> [Exercise details]: Search the material for the word "JSON" and report each line where it turns up.

[Stored data]

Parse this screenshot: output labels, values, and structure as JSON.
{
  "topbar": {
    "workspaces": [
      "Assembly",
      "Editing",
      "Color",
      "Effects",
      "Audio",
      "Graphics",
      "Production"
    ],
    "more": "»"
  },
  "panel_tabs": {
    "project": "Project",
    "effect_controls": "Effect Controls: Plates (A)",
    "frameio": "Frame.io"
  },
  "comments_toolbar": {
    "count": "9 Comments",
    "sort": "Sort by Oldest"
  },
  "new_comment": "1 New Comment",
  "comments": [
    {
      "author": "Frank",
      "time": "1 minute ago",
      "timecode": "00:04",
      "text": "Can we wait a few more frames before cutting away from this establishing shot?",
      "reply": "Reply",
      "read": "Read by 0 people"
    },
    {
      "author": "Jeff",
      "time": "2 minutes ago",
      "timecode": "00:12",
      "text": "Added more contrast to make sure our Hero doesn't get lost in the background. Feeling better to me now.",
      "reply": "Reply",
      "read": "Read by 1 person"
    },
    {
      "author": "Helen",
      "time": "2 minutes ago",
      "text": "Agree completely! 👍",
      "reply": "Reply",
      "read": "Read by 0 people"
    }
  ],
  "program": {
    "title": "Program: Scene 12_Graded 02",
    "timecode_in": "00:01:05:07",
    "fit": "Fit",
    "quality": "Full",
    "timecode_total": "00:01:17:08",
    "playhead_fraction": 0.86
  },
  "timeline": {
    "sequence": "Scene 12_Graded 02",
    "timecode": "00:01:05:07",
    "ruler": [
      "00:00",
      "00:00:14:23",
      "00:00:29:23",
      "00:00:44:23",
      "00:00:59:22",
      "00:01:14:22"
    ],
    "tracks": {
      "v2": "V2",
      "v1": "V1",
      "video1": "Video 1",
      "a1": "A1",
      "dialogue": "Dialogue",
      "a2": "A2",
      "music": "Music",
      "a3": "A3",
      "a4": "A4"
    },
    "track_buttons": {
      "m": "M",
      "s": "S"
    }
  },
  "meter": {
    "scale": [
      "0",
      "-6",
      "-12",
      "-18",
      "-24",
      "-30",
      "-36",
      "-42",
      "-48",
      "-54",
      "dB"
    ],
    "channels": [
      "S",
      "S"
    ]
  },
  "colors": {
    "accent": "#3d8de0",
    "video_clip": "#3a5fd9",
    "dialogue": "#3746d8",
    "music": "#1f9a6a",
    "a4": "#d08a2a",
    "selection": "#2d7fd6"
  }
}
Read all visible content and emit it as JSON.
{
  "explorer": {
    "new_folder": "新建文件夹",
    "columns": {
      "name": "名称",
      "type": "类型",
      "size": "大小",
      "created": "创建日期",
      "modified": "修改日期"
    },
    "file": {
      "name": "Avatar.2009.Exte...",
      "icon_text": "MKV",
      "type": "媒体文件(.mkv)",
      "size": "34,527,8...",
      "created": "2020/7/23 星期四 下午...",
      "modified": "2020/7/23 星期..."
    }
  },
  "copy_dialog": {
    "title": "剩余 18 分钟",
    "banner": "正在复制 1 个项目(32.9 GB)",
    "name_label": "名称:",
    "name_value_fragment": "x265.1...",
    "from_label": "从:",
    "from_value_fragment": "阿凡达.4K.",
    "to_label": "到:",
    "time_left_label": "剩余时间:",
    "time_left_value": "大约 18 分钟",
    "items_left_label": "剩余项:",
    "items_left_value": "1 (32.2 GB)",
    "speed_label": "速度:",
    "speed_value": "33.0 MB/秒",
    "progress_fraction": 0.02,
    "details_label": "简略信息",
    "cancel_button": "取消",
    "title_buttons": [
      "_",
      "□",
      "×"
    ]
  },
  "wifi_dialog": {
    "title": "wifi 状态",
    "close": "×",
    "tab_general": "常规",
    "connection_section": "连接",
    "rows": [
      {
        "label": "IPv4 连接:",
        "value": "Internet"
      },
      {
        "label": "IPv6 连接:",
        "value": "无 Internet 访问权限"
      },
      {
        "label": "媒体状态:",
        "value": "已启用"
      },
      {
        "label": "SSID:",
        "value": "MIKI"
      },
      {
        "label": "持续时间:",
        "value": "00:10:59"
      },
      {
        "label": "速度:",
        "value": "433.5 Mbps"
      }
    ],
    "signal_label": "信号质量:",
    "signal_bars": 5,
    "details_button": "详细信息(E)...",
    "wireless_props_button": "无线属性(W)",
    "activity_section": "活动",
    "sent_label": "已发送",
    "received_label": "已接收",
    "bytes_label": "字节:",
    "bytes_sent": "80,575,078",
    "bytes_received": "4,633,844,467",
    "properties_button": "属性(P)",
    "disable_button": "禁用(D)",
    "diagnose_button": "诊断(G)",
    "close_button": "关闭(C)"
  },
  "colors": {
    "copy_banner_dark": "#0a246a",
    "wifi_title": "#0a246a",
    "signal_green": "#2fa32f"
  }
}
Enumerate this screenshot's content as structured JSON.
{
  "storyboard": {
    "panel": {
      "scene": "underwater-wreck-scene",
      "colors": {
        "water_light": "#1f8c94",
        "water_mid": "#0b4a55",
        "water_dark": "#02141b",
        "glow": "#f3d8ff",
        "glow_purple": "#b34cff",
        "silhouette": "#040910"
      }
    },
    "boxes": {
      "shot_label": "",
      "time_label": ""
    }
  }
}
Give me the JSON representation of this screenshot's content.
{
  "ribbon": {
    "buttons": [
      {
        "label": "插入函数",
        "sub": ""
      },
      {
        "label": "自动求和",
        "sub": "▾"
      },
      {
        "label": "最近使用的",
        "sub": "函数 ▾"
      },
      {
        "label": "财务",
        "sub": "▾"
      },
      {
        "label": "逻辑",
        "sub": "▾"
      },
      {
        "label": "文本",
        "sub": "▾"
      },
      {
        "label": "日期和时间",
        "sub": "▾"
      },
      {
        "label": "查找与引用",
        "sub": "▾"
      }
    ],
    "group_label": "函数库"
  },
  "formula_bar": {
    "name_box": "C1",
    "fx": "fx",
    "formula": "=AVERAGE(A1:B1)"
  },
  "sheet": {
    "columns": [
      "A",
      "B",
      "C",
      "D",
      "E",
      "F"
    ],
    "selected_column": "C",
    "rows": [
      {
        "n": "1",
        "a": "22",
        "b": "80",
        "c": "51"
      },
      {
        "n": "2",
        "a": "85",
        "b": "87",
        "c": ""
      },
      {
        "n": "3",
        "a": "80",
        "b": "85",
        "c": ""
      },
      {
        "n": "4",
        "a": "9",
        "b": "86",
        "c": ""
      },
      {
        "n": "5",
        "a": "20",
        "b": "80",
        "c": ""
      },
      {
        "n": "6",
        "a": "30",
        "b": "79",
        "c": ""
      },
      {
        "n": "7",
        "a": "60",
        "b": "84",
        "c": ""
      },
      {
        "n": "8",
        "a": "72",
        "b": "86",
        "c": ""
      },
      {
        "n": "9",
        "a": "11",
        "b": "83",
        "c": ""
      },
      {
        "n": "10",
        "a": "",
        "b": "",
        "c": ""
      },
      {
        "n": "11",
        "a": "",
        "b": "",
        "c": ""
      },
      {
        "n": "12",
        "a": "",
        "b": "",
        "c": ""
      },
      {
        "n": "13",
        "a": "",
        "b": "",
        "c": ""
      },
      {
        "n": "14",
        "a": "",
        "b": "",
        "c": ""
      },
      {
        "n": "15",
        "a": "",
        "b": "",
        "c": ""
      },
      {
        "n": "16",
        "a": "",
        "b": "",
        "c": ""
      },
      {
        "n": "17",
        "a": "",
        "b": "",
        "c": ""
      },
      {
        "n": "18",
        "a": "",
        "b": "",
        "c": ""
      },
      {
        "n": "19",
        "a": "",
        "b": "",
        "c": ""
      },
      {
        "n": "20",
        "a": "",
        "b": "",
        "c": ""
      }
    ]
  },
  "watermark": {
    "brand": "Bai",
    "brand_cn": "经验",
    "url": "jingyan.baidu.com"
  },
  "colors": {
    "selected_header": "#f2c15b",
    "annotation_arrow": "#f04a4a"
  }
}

> [Exercise answer]:
Parse this screenshot: output labels, values, and structure as JSON.
Read all visible content and emit it as JSON.
Enumerate this screenshot's content as structured JSON.
Give me the JSON representation of this screenshot's content.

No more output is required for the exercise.